▸ **THE EXERCISE**
Listed below are entries; give the number of lines among them that include "structured", and only that number.
########################################
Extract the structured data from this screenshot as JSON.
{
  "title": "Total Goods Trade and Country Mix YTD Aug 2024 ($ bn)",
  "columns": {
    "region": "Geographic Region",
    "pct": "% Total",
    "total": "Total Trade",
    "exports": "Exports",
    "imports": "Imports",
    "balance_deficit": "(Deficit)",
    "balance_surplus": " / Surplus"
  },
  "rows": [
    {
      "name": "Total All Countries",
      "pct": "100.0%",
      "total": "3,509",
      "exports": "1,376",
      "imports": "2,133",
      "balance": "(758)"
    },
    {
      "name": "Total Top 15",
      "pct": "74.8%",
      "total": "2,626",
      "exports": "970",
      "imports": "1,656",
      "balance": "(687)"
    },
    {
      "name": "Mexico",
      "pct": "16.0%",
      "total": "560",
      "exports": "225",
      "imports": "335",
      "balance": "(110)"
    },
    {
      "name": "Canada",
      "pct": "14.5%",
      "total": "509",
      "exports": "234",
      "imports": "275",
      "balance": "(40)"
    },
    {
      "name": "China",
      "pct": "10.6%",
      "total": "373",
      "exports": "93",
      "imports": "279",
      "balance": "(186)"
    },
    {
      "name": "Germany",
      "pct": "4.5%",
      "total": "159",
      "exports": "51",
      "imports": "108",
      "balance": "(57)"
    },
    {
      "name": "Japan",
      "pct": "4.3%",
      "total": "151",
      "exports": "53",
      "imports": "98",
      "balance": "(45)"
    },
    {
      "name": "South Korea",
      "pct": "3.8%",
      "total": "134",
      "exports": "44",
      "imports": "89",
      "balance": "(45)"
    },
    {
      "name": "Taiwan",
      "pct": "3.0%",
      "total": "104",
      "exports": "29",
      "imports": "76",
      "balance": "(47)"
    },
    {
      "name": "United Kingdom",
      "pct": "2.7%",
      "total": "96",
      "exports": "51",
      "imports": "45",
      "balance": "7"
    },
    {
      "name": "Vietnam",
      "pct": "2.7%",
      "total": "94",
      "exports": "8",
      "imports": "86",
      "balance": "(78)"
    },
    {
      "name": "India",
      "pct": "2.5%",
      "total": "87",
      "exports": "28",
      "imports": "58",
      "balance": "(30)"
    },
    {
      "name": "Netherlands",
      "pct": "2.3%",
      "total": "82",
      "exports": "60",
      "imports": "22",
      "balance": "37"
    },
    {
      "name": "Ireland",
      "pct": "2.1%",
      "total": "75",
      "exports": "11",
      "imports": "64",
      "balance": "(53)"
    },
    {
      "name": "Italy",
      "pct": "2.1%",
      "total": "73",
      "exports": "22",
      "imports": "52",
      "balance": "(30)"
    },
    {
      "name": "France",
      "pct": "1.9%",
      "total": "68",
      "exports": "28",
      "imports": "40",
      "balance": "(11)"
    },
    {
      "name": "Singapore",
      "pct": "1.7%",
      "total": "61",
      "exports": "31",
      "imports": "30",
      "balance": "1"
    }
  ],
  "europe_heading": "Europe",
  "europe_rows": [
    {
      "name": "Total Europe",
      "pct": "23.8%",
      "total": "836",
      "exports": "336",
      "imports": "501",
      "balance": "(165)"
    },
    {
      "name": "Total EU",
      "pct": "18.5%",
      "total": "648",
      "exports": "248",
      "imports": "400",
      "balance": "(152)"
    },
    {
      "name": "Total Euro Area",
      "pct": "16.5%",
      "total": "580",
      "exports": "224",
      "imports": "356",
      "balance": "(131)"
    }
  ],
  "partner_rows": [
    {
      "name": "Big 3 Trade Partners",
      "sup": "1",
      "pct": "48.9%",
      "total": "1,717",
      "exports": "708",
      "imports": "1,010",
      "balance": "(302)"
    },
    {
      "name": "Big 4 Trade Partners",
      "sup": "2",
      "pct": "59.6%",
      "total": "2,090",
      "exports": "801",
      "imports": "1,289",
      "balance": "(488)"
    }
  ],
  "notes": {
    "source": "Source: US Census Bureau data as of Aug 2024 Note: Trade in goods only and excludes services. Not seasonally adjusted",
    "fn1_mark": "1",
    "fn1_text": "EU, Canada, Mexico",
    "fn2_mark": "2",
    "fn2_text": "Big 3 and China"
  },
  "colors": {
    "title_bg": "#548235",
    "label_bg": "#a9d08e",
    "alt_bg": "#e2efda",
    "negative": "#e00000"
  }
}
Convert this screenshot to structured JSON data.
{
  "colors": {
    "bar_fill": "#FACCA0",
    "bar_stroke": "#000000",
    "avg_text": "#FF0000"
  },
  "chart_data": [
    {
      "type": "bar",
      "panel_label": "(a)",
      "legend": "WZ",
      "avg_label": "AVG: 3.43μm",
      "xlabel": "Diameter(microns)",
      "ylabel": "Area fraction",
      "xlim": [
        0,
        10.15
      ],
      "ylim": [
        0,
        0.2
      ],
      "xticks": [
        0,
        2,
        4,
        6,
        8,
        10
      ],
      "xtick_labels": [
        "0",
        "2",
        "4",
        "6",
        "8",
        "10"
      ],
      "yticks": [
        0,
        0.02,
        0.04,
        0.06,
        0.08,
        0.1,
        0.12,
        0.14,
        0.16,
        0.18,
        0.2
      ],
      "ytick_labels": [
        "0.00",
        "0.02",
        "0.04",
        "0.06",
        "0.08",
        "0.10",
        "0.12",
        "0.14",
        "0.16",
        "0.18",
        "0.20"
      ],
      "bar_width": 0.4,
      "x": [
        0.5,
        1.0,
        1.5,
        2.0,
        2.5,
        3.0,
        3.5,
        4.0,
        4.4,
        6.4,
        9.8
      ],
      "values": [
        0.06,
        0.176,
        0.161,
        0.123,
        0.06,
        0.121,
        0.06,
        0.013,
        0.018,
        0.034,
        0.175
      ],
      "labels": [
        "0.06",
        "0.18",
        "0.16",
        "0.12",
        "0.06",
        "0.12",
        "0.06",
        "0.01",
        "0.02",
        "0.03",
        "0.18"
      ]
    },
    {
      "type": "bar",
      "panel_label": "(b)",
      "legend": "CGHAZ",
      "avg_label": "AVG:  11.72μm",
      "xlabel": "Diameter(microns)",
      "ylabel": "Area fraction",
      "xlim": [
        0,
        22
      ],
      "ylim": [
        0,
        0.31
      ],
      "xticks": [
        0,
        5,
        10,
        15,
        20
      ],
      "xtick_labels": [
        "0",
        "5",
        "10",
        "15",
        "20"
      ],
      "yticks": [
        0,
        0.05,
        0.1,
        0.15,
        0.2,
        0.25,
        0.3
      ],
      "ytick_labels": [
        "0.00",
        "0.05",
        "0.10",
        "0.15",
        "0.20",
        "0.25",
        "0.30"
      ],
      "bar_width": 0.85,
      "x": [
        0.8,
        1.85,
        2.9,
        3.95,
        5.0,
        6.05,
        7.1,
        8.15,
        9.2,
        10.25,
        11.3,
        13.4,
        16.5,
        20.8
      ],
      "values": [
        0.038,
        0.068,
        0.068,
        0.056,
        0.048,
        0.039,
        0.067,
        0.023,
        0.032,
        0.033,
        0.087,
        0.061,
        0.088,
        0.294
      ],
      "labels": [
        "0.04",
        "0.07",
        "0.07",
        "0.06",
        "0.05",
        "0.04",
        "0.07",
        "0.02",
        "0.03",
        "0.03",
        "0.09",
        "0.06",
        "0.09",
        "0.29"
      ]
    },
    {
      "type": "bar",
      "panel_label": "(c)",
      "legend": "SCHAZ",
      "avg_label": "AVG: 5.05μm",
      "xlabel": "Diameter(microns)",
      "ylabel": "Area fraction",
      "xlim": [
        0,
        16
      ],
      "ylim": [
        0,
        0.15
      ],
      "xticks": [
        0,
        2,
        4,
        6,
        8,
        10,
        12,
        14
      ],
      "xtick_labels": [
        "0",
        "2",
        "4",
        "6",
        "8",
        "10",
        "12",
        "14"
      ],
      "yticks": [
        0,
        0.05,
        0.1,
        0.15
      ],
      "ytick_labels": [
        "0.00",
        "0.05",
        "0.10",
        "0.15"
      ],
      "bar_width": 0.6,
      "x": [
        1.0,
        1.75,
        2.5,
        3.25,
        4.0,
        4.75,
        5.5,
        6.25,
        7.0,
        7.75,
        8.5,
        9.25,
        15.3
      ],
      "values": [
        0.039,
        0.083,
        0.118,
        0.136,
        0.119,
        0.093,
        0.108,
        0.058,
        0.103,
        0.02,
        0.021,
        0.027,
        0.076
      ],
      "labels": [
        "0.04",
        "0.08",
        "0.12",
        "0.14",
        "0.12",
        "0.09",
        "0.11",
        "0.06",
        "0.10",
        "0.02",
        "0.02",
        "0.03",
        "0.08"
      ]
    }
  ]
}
########################################
▸ **CORRECT OUTPUT**
2